Task
Will you output the entries below exactly, skipping every image they contain?

Rows
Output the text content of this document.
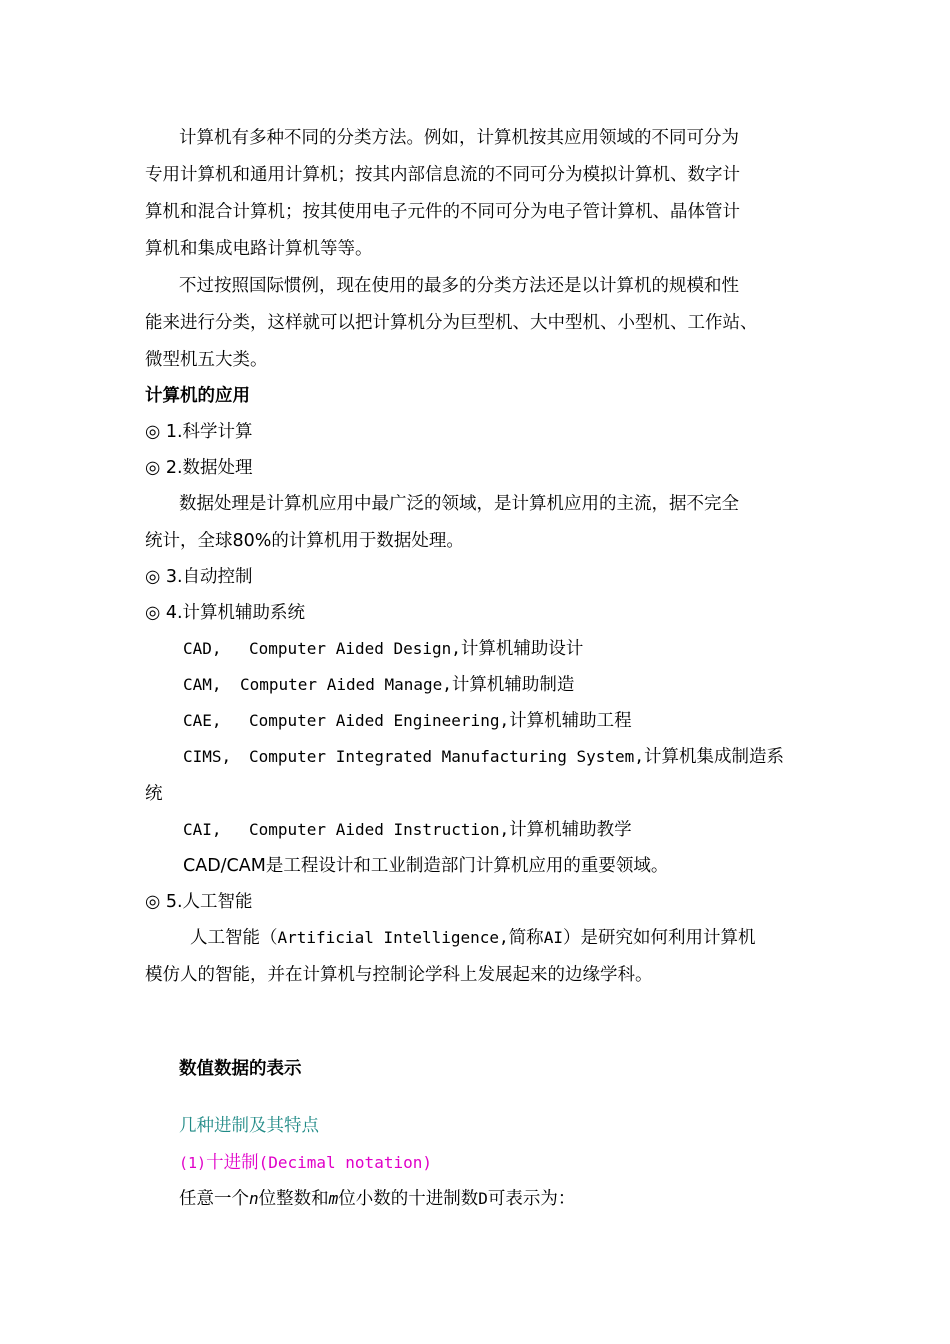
计算机有多种不同的分类方法。例如，计算机按其应用领域的不同可分为
专用计算机和通用计算机；按其内部信息流的不同可分为模拟计算机、数字计
算机和混合计算机；按其使用电子元件的不同可分为电子管计算机、晶体管计
算机和集成电路计算机等等。
不过按照国际惯例，现在使用的最多的分类方法还是以计算机的规模和性
能来进行分类，这样就可以把计算机分为巨型机、大中型机、小型机、工作站、
微型机五大类。
计算机的应用
◎ 1.科学计算
◎ 2.数据处理
数据处理是计算机应用中最广泛的领域，是计算机应用的主流，据不完全
统计，全球80%的计算机用于数据处理。
◎ 3.自动控制
◎ 4.计算机辅助系统
CAD, Computer Aided Design,计算机辅助设计
CAM, Computer Aided Manage,计算机辅助制造
CAE, Computer Aided Engineering,计算机辅助工程
CIMS, Computer Integrated Manufacturing System,计算机集成制造系
统
CAI, Computer Aided Instruction,计算机辅助教学
CAD/CAM是工程设计和工业制造部门计算机应用的重要领域。
◎ 5.人工智能
人工智能（Artificial Intelligence,简称AI）是研究如何利用计算机
模仿人的智能，并在计算机与控制论学科上发展起来的边缘学科。
数值数据的表示
几种进制及其特点
(1)十进制(Decimal notation)
任意一个n位整数和m位小数的十进制数D可表示为：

Result of the exercise
Output the text content of this document.
计算机有多种不同的分类方法。例如，计算机按其应用领域的不同可分为
专用计算机和通用计算机；按其内部信息流的不同可分为模拟计算机、数字计
算机和混合计算机；按其使用电子元件的不同可分为电子管计算机、晶体管计
算机和集成电路计算机等等。
不过按照国际惯例，现在使用的最多的分类方法还是以计算机的规模和性
能来进行分类，这样就可以把计算机分为巨型机、大中型机、小型机、工作站、
微型机五大类。
计算机的应用
◎ 1.科学计算
◎ 2.数据处理
数据处理是计算机应用中最广泛的领域，是计算机应用的主流，据不完全
统计，全球80%的计算机用于数据处理。
◎ 3.自动控制
◎ 4.计算机辅助系统
CAD, Computer Aided Design,计算机辅助设计
CAM, Computer Aided Manage,计算机辅助制造
CAE, Computer Aided Engineering,计算机辅助工程
CIMS, Computer Integrated Manufacturing System,计算机集成制造系
统
CAI, Computer Aided Instruction,计算机辅助教学
CAD/CAM是工程设计和工业制造部门计算机应用的重要领域。
◎ 5.人工智能
人工智能（Artificial Intelligence,简称AI）是研究如何利用计算机
模仿人的智能，并在计算机与控制论学科上发展起来的边缘学科。
数值数据的表示
几种进制及其特点
(1)十进制(Decimal notation)
任意一个n位整数和m位小数的十进制数D可表示为：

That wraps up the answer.